» RAW RECORDS
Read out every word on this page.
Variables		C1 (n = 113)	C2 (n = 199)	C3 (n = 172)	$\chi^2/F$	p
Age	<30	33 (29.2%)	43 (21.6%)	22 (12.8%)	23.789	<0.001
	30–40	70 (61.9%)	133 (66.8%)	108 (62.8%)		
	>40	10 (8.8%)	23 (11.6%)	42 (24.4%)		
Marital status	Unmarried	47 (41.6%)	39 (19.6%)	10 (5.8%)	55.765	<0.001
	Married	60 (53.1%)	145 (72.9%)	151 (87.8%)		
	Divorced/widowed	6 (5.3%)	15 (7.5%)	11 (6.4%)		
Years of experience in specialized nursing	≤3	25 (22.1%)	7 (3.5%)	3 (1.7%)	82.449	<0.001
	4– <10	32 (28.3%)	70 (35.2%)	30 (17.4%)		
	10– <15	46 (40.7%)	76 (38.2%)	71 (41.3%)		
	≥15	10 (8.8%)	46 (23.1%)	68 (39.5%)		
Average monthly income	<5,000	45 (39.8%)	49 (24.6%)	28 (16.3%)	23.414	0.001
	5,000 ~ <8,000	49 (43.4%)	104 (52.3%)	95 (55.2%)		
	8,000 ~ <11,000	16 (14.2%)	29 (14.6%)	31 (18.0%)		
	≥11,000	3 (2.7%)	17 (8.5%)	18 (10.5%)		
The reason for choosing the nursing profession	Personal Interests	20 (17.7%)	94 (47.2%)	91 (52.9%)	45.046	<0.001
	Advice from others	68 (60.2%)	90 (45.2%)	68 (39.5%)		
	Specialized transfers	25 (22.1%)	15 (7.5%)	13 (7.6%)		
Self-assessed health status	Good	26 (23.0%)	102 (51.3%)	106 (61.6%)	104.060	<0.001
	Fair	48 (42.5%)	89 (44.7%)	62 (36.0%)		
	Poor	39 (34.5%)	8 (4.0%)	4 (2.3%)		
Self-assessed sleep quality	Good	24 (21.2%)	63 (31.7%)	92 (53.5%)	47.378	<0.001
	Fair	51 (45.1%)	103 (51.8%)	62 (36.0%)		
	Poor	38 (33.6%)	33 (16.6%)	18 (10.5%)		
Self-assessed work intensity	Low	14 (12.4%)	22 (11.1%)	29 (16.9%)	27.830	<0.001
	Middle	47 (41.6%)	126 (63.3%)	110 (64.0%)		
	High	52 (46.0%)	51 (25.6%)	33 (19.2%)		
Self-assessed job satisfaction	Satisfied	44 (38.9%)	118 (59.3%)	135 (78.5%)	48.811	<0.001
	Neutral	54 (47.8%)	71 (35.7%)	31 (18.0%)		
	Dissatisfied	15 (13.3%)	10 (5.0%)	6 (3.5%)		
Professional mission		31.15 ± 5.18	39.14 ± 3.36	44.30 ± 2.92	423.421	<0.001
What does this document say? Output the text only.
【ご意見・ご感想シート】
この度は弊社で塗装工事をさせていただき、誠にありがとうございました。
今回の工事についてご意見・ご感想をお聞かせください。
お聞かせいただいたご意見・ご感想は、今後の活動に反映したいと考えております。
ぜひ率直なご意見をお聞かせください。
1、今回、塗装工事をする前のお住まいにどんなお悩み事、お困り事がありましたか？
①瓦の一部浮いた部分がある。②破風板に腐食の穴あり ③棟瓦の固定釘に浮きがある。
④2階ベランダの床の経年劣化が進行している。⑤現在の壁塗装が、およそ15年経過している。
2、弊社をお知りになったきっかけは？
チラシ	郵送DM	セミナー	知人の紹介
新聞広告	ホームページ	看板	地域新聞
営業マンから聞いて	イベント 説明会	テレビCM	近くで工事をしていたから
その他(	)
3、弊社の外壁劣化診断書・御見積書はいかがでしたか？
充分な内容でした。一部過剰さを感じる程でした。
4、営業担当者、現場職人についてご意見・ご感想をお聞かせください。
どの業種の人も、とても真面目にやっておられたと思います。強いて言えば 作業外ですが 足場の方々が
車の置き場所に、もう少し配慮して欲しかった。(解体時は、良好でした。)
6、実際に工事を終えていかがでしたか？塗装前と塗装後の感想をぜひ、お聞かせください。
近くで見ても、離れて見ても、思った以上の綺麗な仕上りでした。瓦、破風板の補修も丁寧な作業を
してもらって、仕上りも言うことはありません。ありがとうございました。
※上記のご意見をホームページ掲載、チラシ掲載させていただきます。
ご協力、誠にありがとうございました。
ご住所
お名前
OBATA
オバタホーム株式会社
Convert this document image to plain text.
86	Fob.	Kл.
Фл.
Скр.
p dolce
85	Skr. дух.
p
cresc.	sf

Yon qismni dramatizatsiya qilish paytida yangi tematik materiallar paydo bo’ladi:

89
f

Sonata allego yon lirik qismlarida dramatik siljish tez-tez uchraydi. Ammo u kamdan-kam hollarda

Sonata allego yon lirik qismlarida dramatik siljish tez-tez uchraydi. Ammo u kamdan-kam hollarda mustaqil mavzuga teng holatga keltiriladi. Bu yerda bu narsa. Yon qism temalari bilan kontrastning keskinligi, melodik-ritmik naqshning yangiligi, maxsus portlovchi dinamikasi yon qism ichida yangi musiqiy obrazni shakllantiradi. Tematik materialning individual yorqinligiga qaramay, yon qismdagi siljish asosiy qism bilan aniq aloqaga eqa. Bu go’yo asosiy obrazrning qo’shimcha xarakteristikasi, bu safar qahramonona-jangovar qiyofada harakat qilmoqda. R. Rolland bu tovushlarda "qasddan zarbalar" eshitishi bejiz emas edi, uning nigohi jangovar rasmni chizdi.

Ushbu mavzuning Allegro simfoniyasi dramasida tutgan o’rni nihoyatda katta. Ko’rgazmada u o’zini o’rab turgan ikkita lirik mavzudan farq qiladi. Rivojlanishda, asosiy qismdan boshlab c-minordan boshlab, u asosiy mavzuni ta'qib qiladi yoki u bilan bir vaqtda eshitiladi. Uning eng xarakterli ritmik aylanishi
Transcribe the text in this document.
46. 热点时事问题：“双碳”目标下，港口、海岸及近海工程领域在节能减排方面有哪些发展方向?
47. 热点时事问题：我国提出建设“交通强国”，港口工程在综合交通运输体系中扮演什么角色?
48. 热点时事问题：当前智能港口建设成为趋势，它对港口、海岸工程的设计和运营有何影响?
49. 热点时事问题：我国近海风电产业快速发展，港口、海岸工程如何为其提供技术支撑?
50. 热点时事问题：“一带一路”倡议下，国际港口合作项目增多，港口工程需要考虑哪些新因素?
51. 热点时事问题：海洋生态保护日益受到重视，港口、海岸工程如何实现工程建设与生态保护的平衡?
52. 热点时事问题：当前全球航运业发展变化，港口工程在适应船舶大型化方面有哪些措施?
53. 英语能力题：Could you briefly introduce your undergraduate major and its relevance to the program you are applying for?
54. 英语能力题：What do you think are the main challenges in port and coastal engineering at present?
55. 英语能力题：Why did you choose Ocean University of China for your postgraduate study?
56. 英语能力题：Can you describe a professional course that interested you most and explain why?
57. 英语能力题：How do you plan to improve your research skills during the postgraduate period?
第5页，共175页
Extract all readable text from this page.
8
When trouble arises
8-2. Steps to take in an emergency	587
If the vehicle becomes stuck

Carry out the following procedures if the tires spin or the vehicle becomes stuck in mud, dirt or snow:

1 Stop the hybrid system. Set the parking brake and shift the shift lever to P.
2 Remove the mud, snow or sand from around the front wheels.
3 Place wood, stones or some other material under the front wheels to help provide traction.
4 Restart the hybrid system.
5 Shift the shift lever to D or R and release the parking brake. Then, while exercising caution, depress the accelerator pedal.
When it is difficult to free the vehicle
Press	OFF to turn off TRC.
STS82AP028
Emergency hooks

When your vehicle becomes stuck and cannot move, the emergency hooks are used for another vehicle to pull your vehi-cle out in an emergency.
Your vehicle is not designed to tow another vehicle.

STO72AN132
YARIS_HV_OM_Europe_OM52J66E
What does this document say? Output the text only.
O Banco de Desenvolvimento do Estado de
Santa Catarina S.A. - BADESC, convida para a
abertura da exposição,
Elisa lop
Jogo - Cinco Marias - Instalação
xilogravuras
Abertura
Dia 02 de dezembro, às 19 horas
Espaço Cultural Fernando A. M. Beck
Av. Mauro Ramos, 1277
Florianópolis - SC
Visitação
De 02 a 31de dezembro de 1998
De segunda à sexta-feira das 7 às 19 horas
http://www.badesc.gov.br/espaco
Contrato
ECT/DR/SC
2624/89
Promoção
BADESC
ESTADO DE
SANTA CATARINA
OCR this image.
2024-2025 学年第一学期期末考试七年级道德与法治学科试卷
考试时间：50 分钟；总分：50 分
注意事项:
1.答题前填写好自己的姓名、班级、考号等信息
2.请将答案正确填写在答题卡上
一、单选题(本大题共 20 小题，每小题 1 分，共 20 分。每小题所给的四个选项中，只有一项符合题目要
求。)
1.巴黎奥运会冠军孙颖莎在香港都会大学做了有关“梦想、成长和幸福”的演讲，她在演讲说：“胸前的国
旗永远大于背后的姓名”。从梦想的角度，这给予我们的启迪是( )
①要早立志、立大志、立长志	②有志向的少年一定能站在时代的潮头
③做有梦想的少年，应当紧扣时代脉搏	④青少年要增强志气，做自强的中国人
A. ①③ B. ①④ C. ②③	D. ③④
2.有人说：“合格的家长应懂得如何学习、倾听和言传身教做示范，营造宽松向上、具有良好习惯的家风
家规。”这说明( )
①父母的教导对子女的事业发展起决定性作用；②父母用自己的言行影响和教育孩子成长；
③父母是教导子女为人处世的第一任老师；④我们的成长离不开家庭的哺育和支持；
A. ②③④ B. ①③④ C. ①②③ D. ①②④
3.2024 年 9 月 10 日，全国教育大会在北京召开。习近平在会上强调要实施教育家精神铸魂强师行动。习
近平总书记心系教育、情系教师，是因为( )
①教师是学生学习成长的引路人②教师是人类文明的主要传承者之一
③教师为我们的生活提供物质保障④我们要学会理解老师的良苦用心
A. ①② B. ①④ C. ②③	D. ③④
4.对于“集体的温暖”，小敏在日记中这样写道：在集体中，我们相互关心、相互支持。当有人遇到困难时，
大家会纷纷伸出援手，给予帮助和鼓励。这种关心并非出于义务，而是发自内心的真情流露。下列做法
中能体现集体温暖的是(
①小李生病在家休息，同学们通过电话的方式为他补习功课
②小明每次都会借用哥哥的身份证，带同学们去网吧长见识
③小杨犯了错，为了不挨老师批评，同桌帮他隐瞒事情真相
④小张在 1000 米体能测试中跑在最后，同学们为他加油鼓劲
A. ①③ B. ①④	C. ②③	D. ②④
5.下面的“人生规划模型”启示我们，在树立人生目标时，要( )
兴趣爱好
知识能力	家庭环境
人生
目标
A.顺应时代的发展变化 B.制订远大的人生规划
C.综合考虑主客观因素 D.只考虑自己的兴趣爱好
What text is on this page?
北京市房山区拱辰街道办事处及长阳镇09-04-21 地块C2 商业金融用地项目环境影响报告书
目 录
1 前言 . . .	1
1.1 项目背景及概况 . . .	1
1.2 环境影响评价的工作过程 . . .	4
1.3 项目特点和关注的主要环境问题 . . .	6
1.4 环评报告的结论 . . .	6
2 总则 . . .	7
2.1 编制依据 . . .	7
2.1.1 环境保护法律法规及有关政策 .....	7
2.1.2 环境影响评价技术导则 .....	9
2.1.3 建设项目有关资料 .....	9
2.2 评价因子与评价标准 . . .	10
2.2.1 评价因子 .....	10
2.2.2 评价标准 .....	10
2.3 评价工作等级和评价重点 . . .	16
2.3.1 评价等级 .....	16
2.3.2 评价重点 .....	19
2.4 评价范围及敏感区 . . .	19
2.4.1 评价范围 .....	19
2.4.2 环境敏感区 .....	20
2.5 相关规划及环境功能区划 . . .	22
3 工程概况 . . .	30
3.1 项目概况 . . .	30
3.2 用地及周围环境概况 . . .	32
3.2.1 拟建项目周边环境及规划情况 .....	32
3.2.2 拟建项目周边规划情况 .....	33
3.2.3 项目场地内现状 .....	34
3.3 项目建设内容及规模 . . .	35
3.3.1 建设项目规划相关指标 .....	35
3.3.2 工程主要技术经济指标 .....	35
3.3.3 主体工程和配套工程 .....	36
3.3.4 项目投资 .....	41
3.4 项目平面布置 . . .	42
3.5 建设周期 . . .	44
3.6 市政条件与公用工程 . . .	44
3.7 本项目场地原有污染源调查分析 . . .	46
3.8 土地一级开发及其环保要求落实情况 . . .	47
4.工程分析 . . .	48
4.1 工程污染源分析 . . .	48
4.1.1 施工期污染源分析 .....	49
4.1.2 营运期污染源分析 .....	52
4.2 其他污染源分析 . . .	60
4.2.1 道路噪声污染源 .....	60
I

» WHAT THE EXERCISE ASKS
Track down all lines above with the string "Self" and copy them.

» RESULT OF THIS EXERCISE
Self-assessed health status	Good	26 (23.0%)	102 (51.3%)	106 (61.6%)	104.060	<0.001
Self-assessed sleep quality	Good	24 (21.2%)	63 (31.7%)	92 (53.5%)	47.378	<0.001
Self-assessed work intensity	Low	14 (12.4%)	22 (11.1%)	29 (16.9%)	27.830	<0.001
Self-assessed job satisfaction	Satisfied	44 (38.9%)	118 (59.3%)	135 (78.5%)	48.811	<0.001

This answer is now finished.